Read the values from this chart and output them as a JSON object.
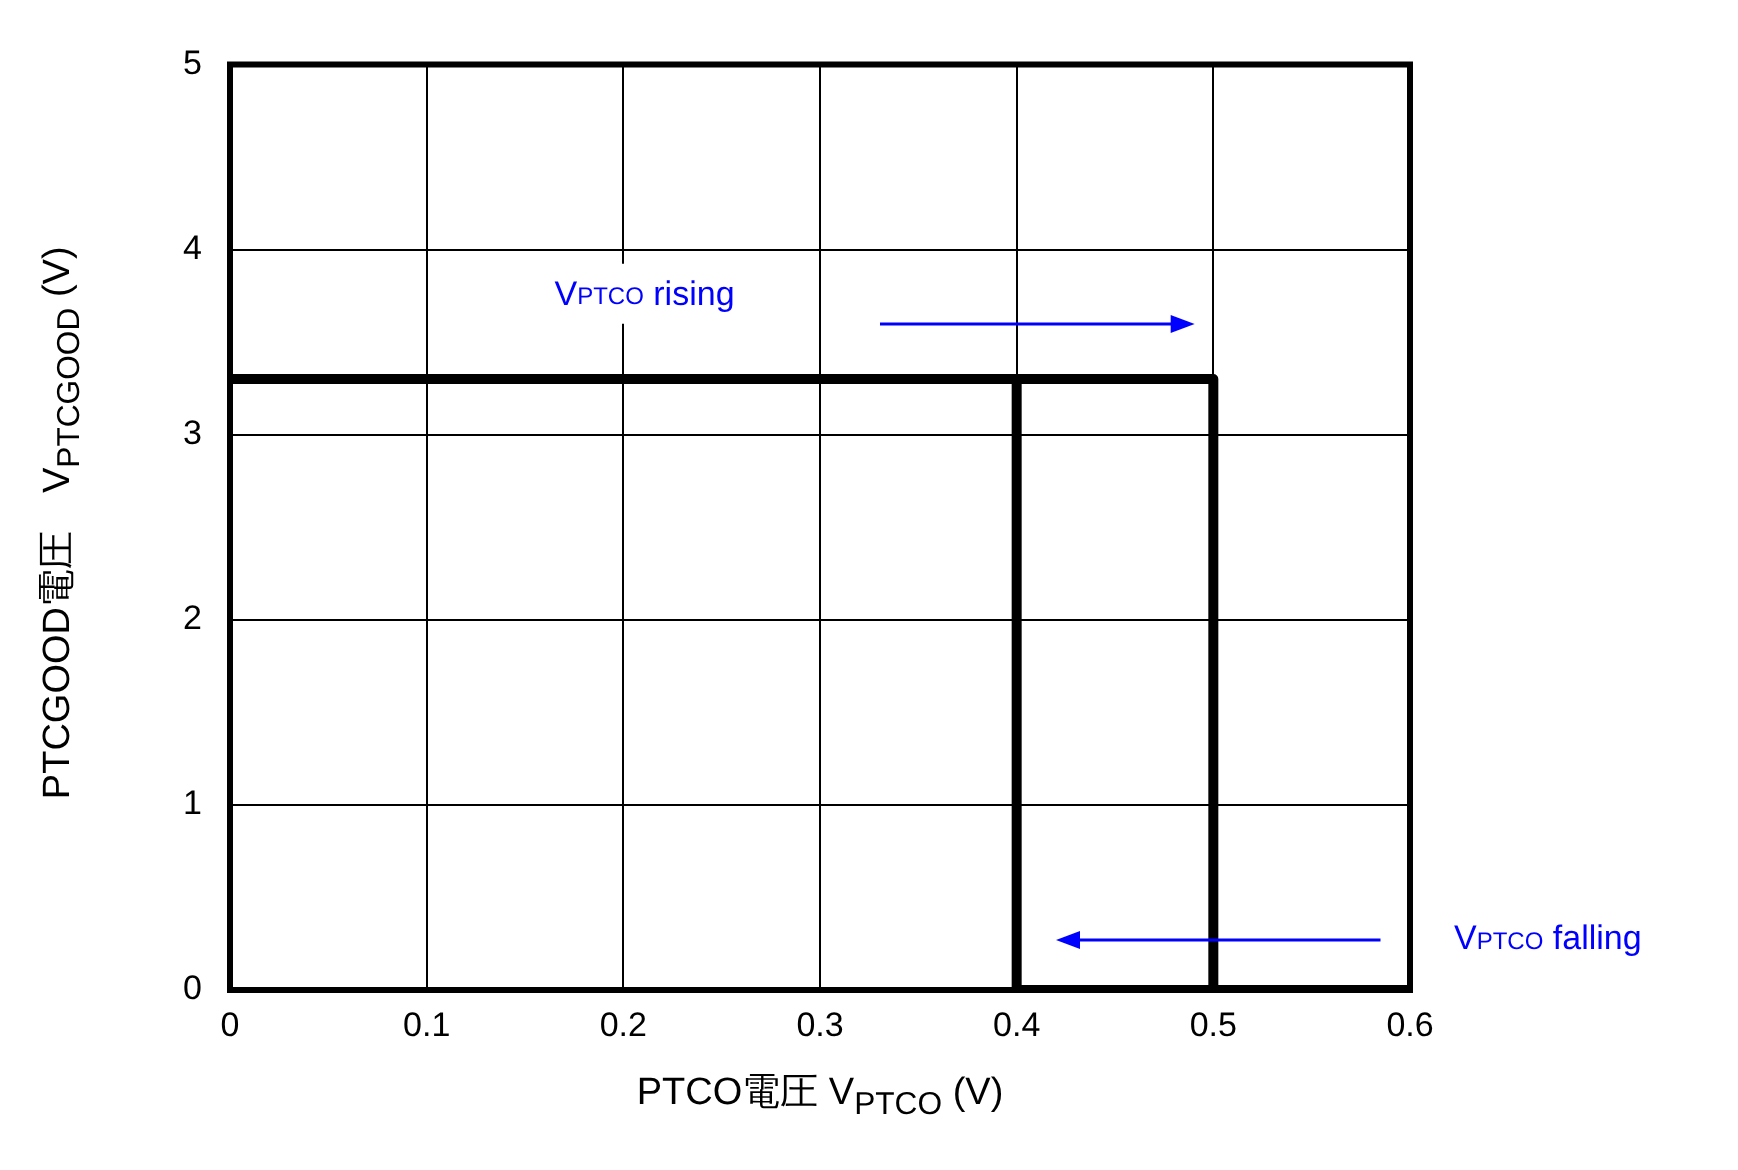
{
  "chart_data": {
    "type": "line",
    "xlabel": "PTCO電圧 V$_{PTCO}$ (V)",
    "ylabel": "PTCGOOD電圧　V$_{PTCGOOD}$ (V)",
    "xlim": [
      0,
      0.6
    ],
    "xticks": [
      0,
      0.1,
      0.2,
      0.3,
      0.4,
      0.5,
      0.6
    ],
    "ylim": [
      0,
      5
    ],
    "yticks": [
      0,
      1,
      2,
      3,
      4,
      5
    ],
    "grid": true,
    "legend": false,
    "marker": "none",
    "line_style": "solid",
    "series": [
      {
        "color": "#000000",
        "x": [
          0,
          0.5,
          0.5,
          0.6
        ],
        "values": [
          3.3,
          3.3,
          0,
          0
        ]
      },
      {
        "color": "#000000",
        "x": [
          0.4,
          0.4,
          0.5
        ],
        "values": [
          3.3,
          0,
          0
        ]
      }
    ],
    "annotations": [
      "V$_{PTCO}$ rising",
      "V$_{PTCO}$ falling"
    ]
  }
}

- [Task to complete] Print the records word for word and exclude any picture they hold.

- [Response to the exercise]
Read the values from this chart and output them as a JSON object.
{
  "chart_data": {
    "type": "line",
    "xlabel": "PTCO電圧 V$_{PTCO}$ (V)",
    "ylabel": "PTCGOOD電圧　V$_{PTCGOOD}$ (V)",
    "xlim": [
      0,
      0.6
    ],
    "xticks": [
      0,
      0.1,
      0.2,
      0.3,
      0.4,
      0.5,
      0.6
    ],
    "ylim": [
      0,
      5
    ],
    "yticks": [
      0,
      1,
      2,
      3,
      4,
      5
    ],
    "grid": true,
    "legend": false,
    "marker": "none",
    "line_style": "solid",
    "series": [
      {
        "color": "#000000",
        "x": [
          0,
          0.5,
          0.5,
          0.6
        ],
        "values": [
          3.3,
          3.3,
          0,
          0
        ]
      },
      {
        "color": "#000000",
        "x": [
          0.4,
          0.4,
          0.5
        ],
        "values": [
          3.3,
          0,
          0
        ]
      }
    ],
    "annotations": [
      "V$_{PTCO}$ rising",
      "V$_{PTCO}$ falling"
    ]
  }
}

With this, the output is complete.